───── RECORDS SUPPLIED ─────

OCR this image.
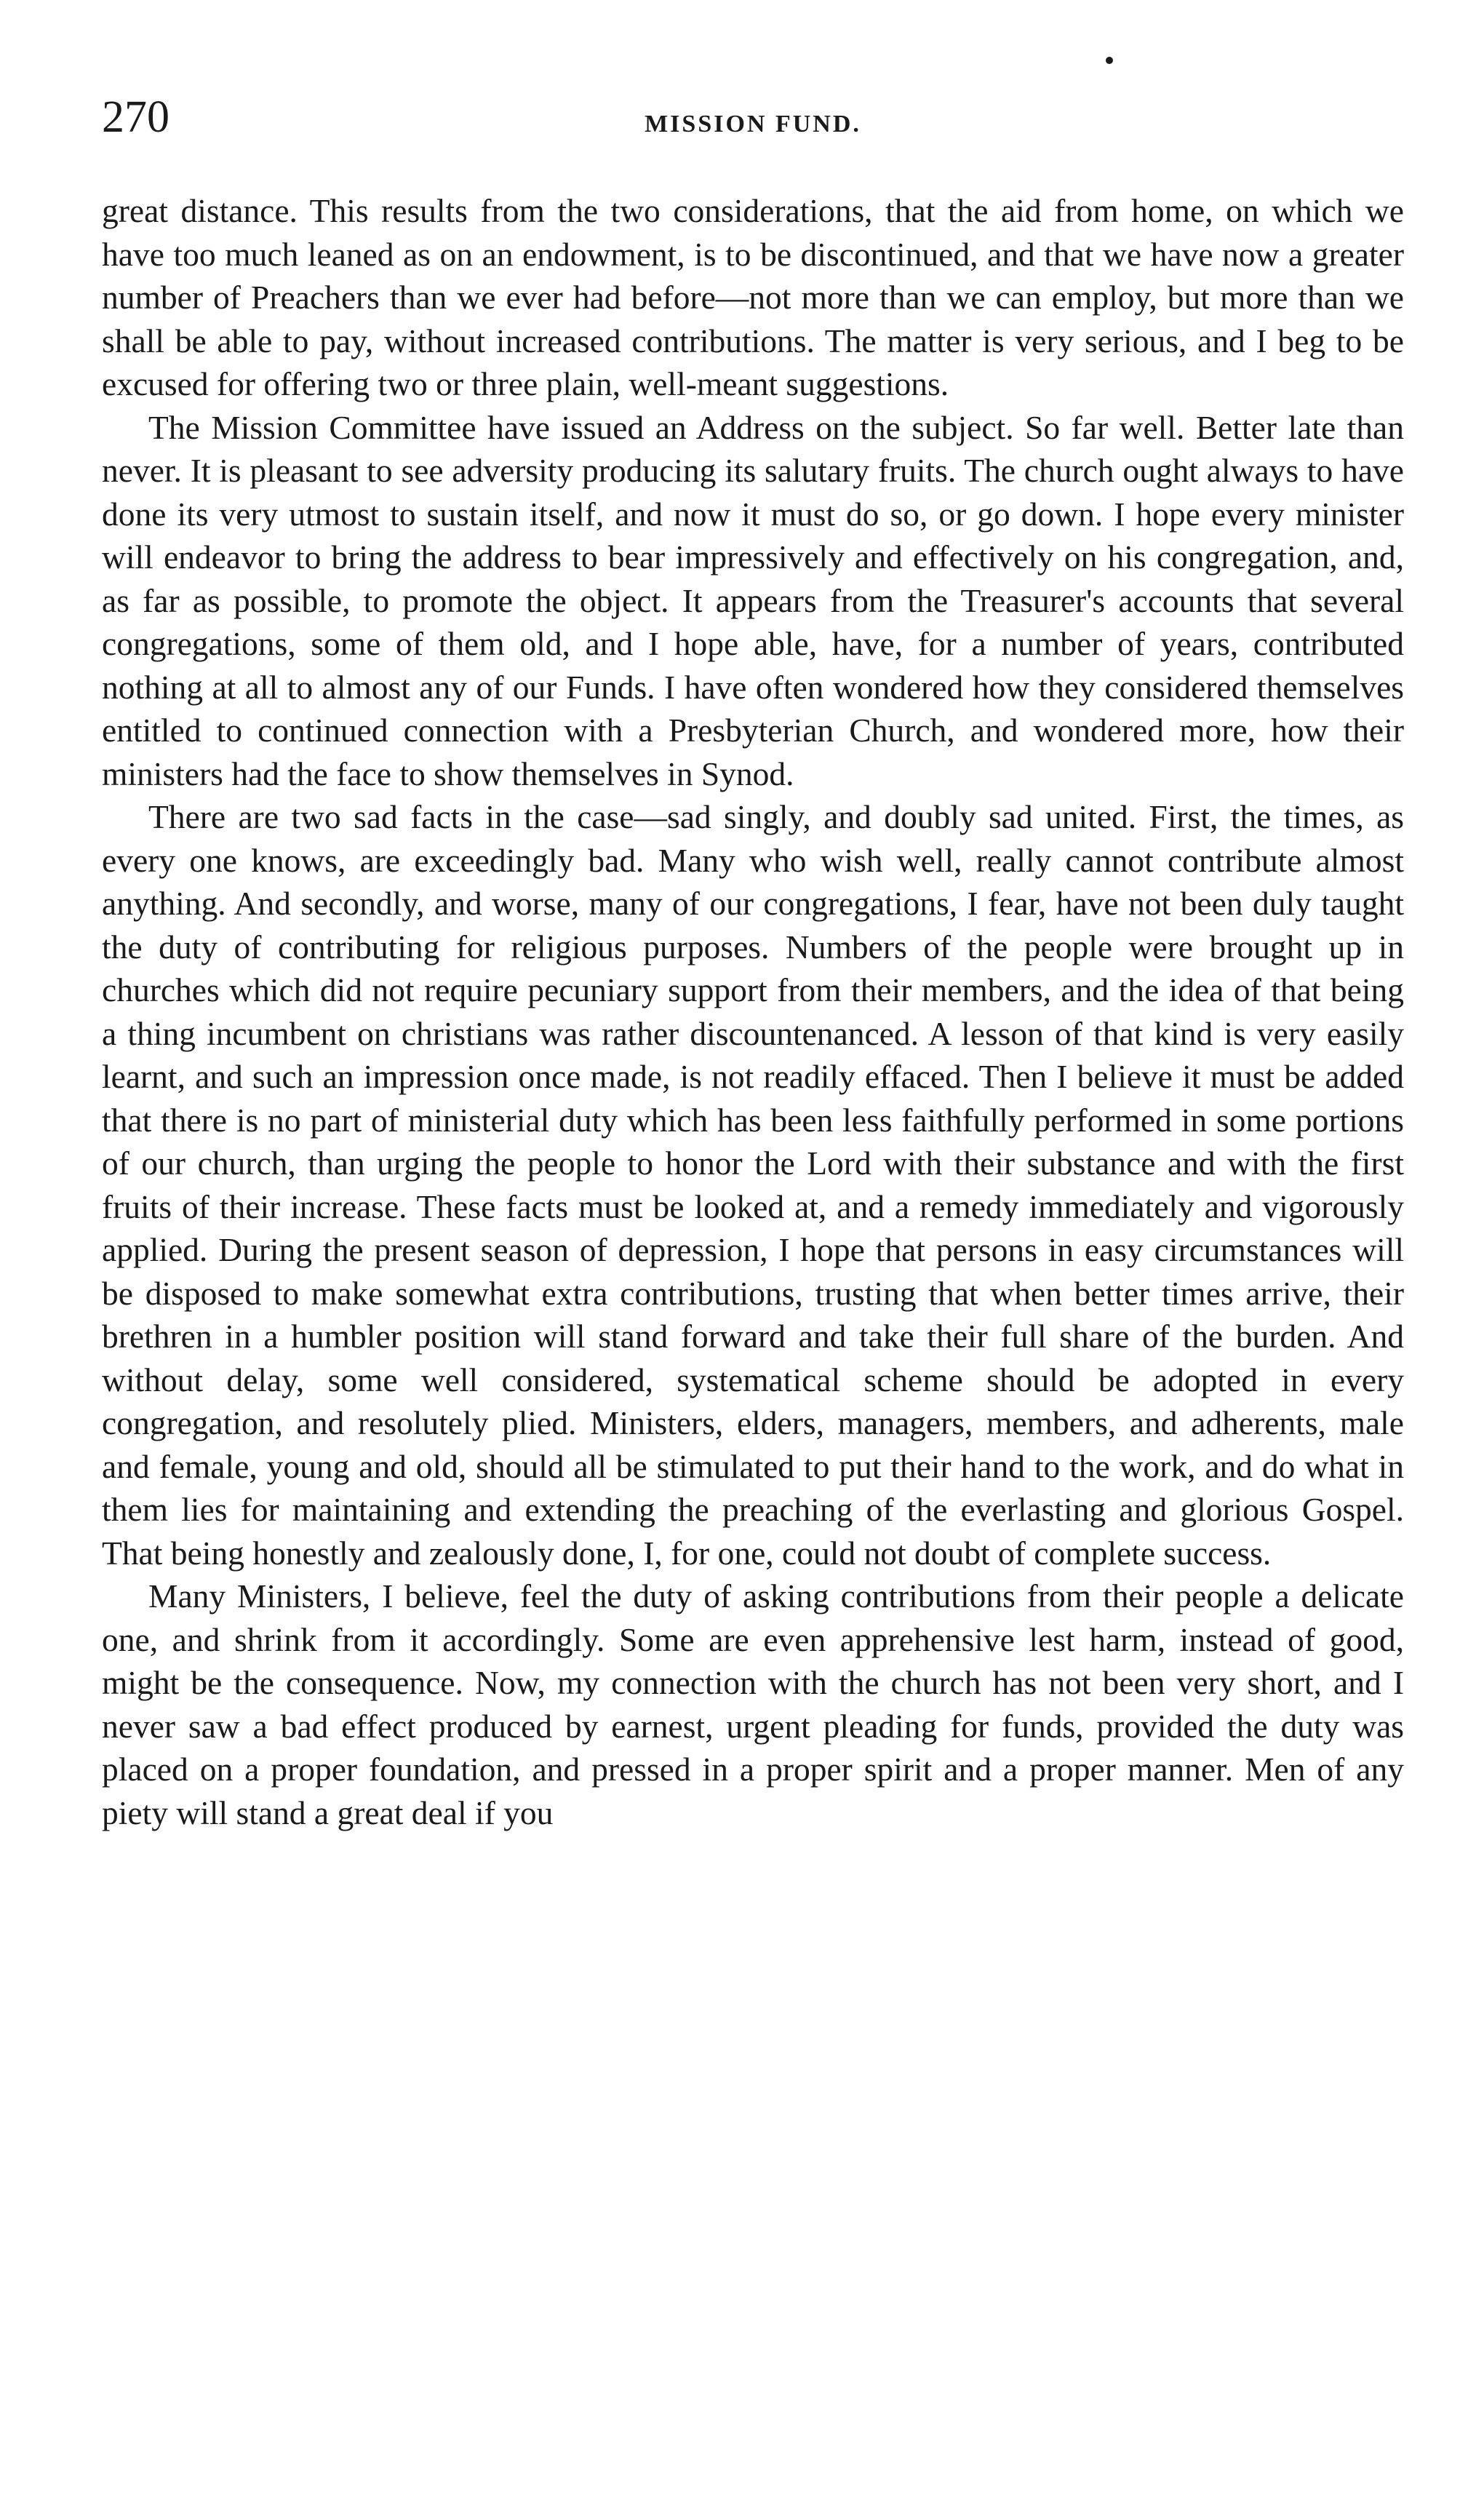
270	MISSION FUND.

great distance. This results from the two considerations, that the aid from home, on which we have too much leaned as on an endowment, is to be discontinued, and that we have now a greater number of Preachers than we ever had before—not more than we can employ, but more than we shall be able to pay, without increased contributions. The matter is very serious, and I beg to be excused for offering two or three plain, well-meant suggestions.

The Mission Committee have issued an Address on the subject. So far well. Better late than never. It is pleasant to see adversity producing its salutary fruits. The church ought always to have done its very utmost to sustain itself, and now it must do so, or go down. I hope every minister will endeavor to bring the address to bear impressively and effectively on his congregation, and, as far as possible, to promote the object. It appears from the Treasurer's accounts that several congregations, some of them old, and I hope able, have, for a number of years, contributed nothing at all to almost any of our Funds. I have often wondered how they considered themselves entitled to continued connection with a Presbyterian Church, and wondered more, how their ministers had the face to show themselves in Synod.

There are two sad facts in the case—sad singly, and doubly sad united. First, the times, as every one knows, are exceedingly bad. Many who wish well, really cannot contribute almost anything. And secondly, and worse, many of our congregations, I fear, have not been duly taught the duty of contributing for religious purposes. Numbers of the people were brought up in churches which did not require pecuniary support from their members, and the idea of that being a thing incumbent on christians was rather discountenanced. A lesson of that kind is very easily learnt, and such an impression once made, is not readily effaced. Then I believe it must be added that there is no part of ministerial duty which has been less faithfully performed in some portions of our church, than urging the people to honor the Lord with their substance and with the first fruits of their increase. These facts must be looked at, and a remedy immediately and vigorously applied. During the present season of depression, I hope that persons in easy circumstances will be disposed to make somewhat extra contributions, trusting that when better times arrive, their brethren in a humbler position will stand forward and take their full share of the burden. And without delay, some well considered, systematical scheme should be adopted in every congregation, and resolutely plied. Ministers, elders, managers, members, and adherents, male and female, young and old, should all be stimulated to put their hand to the work, and do what in them lies for maintaining and extending the preaching of the everlasting and glorious Gospel. That being honestly and zealously done, I, for one, could not doubt of complete success.

Many Ministers, I believe, feel the duty of asking contributions from their people a delicate one, and shrink from it accordingly. Some are even apprehensive lest harm, instead of good, might be the consequence. Now, my connection with the church has not been very short, and I never saw a bad effect produced by earnest, urgent pleading for funds, provided the duty was placed on a proper foundation, and pressed in a proper spirit and a proper manner. Men of any piety will stand a great deal if you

─────

BRIEF
Leave images out of the retyped records; keep all else exact.

THE OUTPUT
OCR this image.
270	MISSION FUND.

great distance. This results from the two considerations, that the aid from home, on which we have too much leaned as on an endowment, is to be discontinued, and that we have now a greater number of Preachers than we ever had before—not more than we can employ, but more than we shall be able to pay, without increased contributions. The matter is very serious, and I beg to be excused for offering two or three plain, well-meant suggestions.

The Mission Committee have issued an Address on the subject. So far well. Better late than never. It is pleasant to see adversity producing its salutary fruits. The church ought always to have done its very utmost to sustain itself, and now it must do so, or go down. I hope every minister will endeavor to bring the address to bear impressively and effectively on his congregation, and, as far as possible, to promote the object. It appears from the Treasurer's accounts that several congregations, some of them old, and I hope able, have, for a number of years, contributed nothing at all to almost any of our Funds. I have often wondered how they considered themselves entitled to continued connection with a Presbyterian Church, and wondered more, how their ministers had the face to show themselves in Synod.

There are two sad facts in the case—sad singly, and doubly sad united. First, the times, as every one knows, are exceedingly bad. Many who wish well, really cannot contribute almost anything. And secondly, and worse, many of our congregations, I fear, have not been duly taught the duty of contributing for religious purposes. Numbers of the people were brought up in churches which did not require pecuniary support from their members, and the idea of that being a thing incumbent on christians was rather discountenanced. A lesson of that kind is very easily learnt, and such an impression once made, is not readily effaced. Then I believe it must be added that there is no part of ministerial duty which has been less faithfully performed in some portions of our church, than urging the people to honor the Lord with their substance and with the first fruits of their increase. These facts must be looked at, and a remedy immediately and vigorously applied. During the present season of depression, I hope that persons in easy circumstances will be disposed to make somewhat extra contributions, trusting that when better times arrive, their brethren in a humbler position will stand forward and take their full share of the burden. And without delay, some well considered, systematical scheme should be adopted in every congregation, and resolutely plied. Ministers, elders, managers, members, and adherents, male and female, young and old, should all be stimulated to put their hand to the work, and do what in them lies for maintaining and extending the preaching of the everlasting and glorious Gospel. That being honestly and zealously done, I, for one, could not doubt of complete success.

Many Ministers, I believe, feel the duty of asking contributions from their people a delicate one, and shrink from it accordingly. Some are even apprehensive lest harm, instead of good, might be the consequence. Now, my connection with the church has not been very short, and I never saw a bad effect produced by earnest, urgent pleading for funds, provided the duty was placed on a proper foundation, and pressed in a proper spirit and a proper manner. Men of any piety will stand a great deal if you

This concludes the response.